Given records:
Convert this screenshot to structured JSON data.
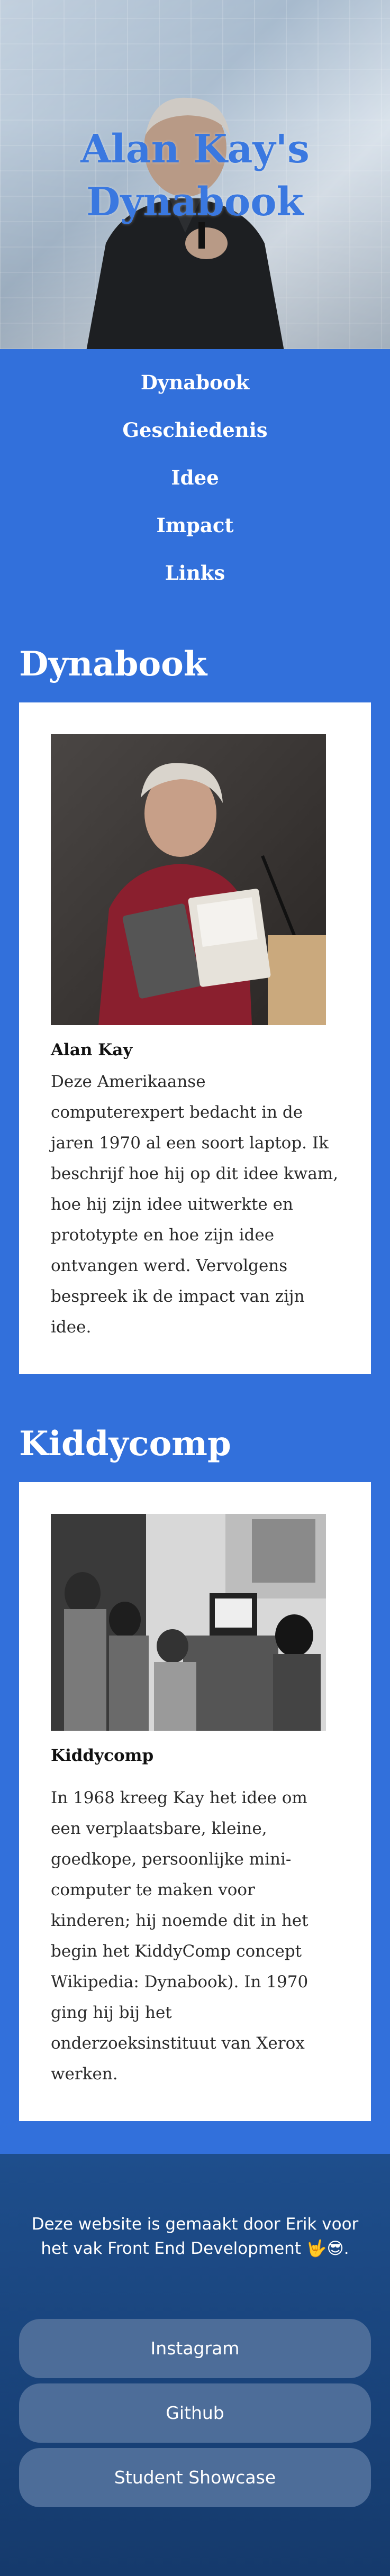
{
  "hero": {
    "title": "Alan Kay's Dynabook"
  },
  "nav": {
    "items": [
      "Dynabook",
      "Geschiedenis",
      "Idee",
      "Impact",
      "Links"
    ]
  },
  "sections": [
    {
      "heading": "Dynabook",
      "caption": "Alan Kay",
      "text": "Deze Amerikaanse computerexpert bedacht in de jaren 1970 al een soort laptop. Ik beschrijf hoe hij op dit idee kwam, hoe hij zijn idee uitwerkte en prototypte en hoe zijn idee ontvangen werd. Vervolgens bespreek ik de impact van zijn idee."
    },
    {
      "heading": "Kiddycomp",
      "caption": "Kiddycomp",
      "text": "In 1968 kreeg Kay het idee om een verplaatsbare, kleine, goedkope, persoonlijke mini-computer te maken voor kinderen; hij noemde dit in het begin het KiddyComp concept Wikipedia: Dynabook). In 1970 ging hij bij het onderzoeksinstituut van Xerox werken."
    }
  ],
  "footer": {
    "note": "Deze website is gemaakt door Erik voor het vak Front End Development 🤟😎.",
    "buttons": [
      "Instagram",
      "Github",
      "Student Showcase"
    ]
  }
}
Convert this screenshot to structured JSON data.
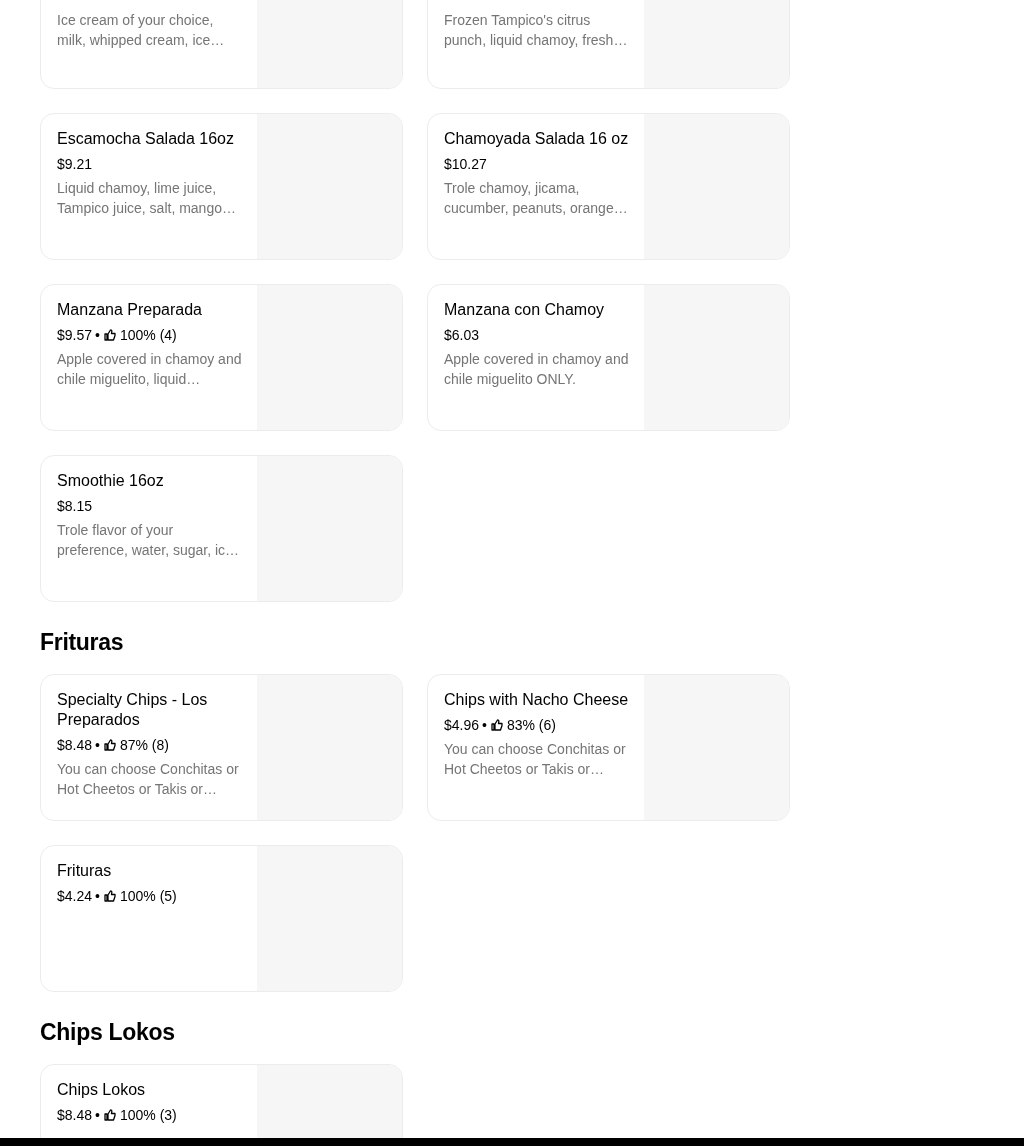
{
  "sections": [
    {
      "items": [
        {
          "description": "Ice cream of your choice, milk, whipped cream, ice…"
        },
        {
          "description": "Frozen Tampico's citrus punch, liquid chamoy, fresh…"
        },
        {
          "title": "Escamocha Salada 16oz",
          "price": "$9.21",
          "description": "Liquid chamoy, lime juice, Tampico juice, salt, mango…"
        },
        {
          "title": "Chamoyada Salada 16 oz",
          "price": "$10.27",
          "description": "Trole chamoy, jicama, cucumber, peanuts, orange…"
        },
        {
          "title": "Manzana Preparada",
          "price": "$9.57",
          "separator": "•",
          "rating": "100% (4)",
          "description": "Apple covered in chamoy and chile miguelito, liquid…"
        },
        {
          "title": "Manzana con Chamoy",
          "price": "$6.03",
          "description": "Apple covered in chamoy and chile miguelito ONLY."
        },
        {
          "title": "Smoothie 16oz",
          "price": "$8.15",
          "description": "Trole flavor of your preference, water, sugar, ic…"
        }
      ]
    },
    {
      "title": "Frituras",
      "items": [
        {
          "title": "Specialty Chips - Los Preparados",
          "price": "$8.48",
          "separator": "•",
          "rating": "87% (8)",
          "description": "You can choose Conchitas or Hot Cheetos or Takis or…"
        },
        {
          "title": "Chips with Nacho Cheese",
          "price": "$4.96",
          "separator": "•",
          "rating": "83% (6)",
          "description": "You can choose Conchitas or Hot Cheetos or Takis or…"
        },
        {
          "title": "Frituras",
          "price": "$4.24",
          "separator": "•",
          "rating": "100% (5)"
        }
      ]
    },
    {
      "title": "Chips Lokos",
      "items": [
        {
          "title": "Chips Lokos",
          "price": "$8.48",
          "separator": "•",
          "rating": "100% (3)"
        }
      ]
    }
  ]
}
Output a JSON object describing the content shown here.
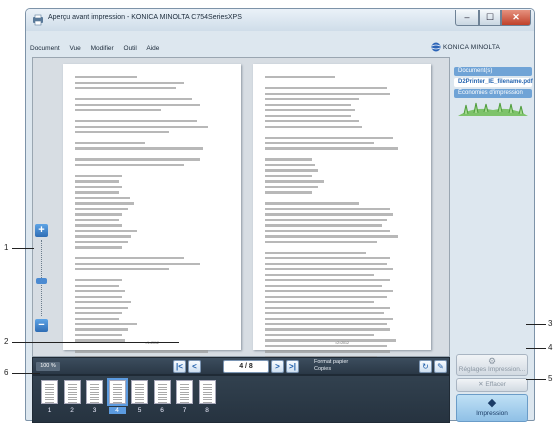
{
  "window": {
    "title": "Aperçu avant impression - KONICA MINOLTA C754SeriesXPS",
    "min": "–",
    "max": "☐",
    "close": "✕"
  },
  "menu": [
    {
      "label": "Document"
    },
    {
      "label": "Vue"
    },
    {
      "label": "Modifier"
    },
    {
      "label": "Outil"
    },
    {
      "label": "Aide"
    }
  ],
  "brand": {
    "name": "KONICA MINOLTA"
  },
  "side_panel": {
    "documents_label": "Document(s)",
    "file_name": "D2Printer_IE_filename.pdf",
    "eco_label": "Économies d'impression"
  },
  "page_footer": [
    "=1=2012",
    "=2=2012"
  ],
  "toolbar": {
    "zoom_value": "100 %",
    "page_indicator": "4 / 8",
    "format_label": "Format papier",
    "copies_label": "Copies"
  },
  "thumbnails": [
    "1",
    "2",
    "3",
    "4",
    "5",
    "6",
    "7",
    "8"
  ],
  "selected_thumbnail": 3,
  "actions": {
    "settings": "Réglages Impression...",
    "delete": "Effacer",
    "print": "Impression"
  },
  "callouts": {
    "c1": "1",
    "c2": "2",
    "c3": "3",
    "c4": "4",
    "c5": "5",
    "c6": "6"
  }
}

Written task: Restate each entry word for word, leaving out any pictures.

Written response:
Convert this screenshot to structured JSON data.
{
  "hero": {
    "title": "Alan Kay's Dynabook"
  },
  "nav": {
    "items": [
      "Dynabook",
      "Geschiedenis",
      "Idee",
      "Impact",
      "Links"
    ]
  },
  "sections": [
    {
      "heading": "Dynabook",
      "caption": "Alan Kay",
      "text": "Deze Amerikaanse computerexpert bedacht in de jaren 1970 al een soort laptop. Ik beschrijf hoe hij op dit idee kwam, hoe hij zijn idee uitwerkte en prototypte en hoe zijn idee ontvangen werd. Vervolgens bespreek ik de impact van zijn idee."
    },
    {
      "heading": "Kiddycomp",
      "caption": "Kiddycomp",
      "text": "In 1968 kreeg Kay het idee om een verplaatsbare, kleine, goedkope, persoonlijke mini-computer te maken voor kinderen; hij noemde dit in het begin het KiddyComp concept Wikipedia: Dynabook). In 1970 ging hij bij het onderzoeksinstituut van Xerox werken."
    }
  ],
  "footer": {
    "note": "Deze website is gemaakt door Erik voor het vak Front End Development 🤟😎.",
    "buttons": [
      "Instagram",
      "Github",
      "Student Showcase"
    ]
  }
}
Convert this screenshot to structured JSON data.
{
  "sections": [
    {
      "items": [
        {
          "description": "Ice cream of your choice, milk, whipped cream, ice…"
        },
        {
          "description": "Frozen Tampico's citrus punch, liquid chamoy, fresh…"
        },
        {
          "title": "Escamocha Salada 16oz",
          "price": "$9.21",
          "description": "Liquid chamoy, lime juice, Tampico juice, salt, mango…"
        },
        {
          "title": "Chamoyada Salada 16 oz",
          "price": "$10.27",
          "description": "Trole chamoy, jicama, cucumber, peanuts, orange…"
        },
        {
          "title": "Manzana Preparada",
          "price": "$9.57",
          "separator": "•",
          "rating": "100% (4)",
          "description": "Apple covered in chamoy and chile miguelito, liquid…"
        },
        {
          "title": "Manzana con Chamoy",
          "price": "$6.03",
          "description": "Apple covered in chamoy and chile miguelito ONLY."
        },
        {
          "title": "Smoothie 16oz",
          "price": "$8.15",
          "description": "Trole flavor of your preference, water, sugar, ic…"
        }
      ]
    },
    {
      "title": "Frituras",
      "items": [
        {
          "title": "Specialty Chips - Los Preparados",
          "price": "$8.48",
          "separator": "•",
          "rating": "87% (8)",
          "description": "You can choose Conchitas or Hot Cheetos or Takis or…"
        },
        {
          "title": "Chips with Nacho Cheese",
          "price": "$4.96",
          "separator": "•",
          "rating": "83% (6)",
          "description": "You can choose Conchitas or Hot Cheetos or Takis or…"
        },
        {
          "title": "Frituras",
          "price": "$4.24",
          "separator": "•",
          "rating": "100% (5)"
        }
      ]
    },
    {
      "title": "Chips Lokos",
      "items": [
        {
          "title": "Chips Lokos",
          "price": "$8.48",
          "separator": "•",
          "rating": "100% (3)"
        }
      ]
    }
  ]
}
Output a JSON object describing the content shown here.
{
  "window": {
    "title": "Aperçu avant impression - KONICA MINOLTA C754SeriesXPS",
    "min": "–",
    "max": "☐",
    "close": "✕"
  },
  "menu": [
    {
      "label": "Document"
    },
    {
      "label": "Vue"
    },
    {
      "label": "Modifier"
    },
    {
      "label": "Outil"
    },
    {
      "label": "Aide"
    }
  ],
  "brand": {
    "name": "KONICA MINOLTA"
  },
  "side_panel": {
    "documents_label": "Document(s)",
    "file_name": "D2Printer_IE_filename.pdf",
    "eco_label": "Économies d'impression"
  },
  "page_footer": [
    "=1=2012",
    "=2=2012"
  ],
  "toolbar": {
    "zoom_value": "100 %",
    "page_indicator": "4 / 8",
    "format_label": "Format papier",
    "copies_label": "Copies"
  },
  "thumbnails": [
    "1",
    "2",
    "3",
    "4",
    "5",
    "6",
    "7",
    "8"
  ],
  "selected_thumbnail": 3,
  "actions": {
    "settings": "Réglages Impression...",
    "delete": "Effacer",
    "print": "Impression"
  },
  "callouts": {
    "c1": "1",
    "c2": "2",
    "c3": "3",
    "c4": "4",
    "c5": "5",
    "c6": "6"
  }
}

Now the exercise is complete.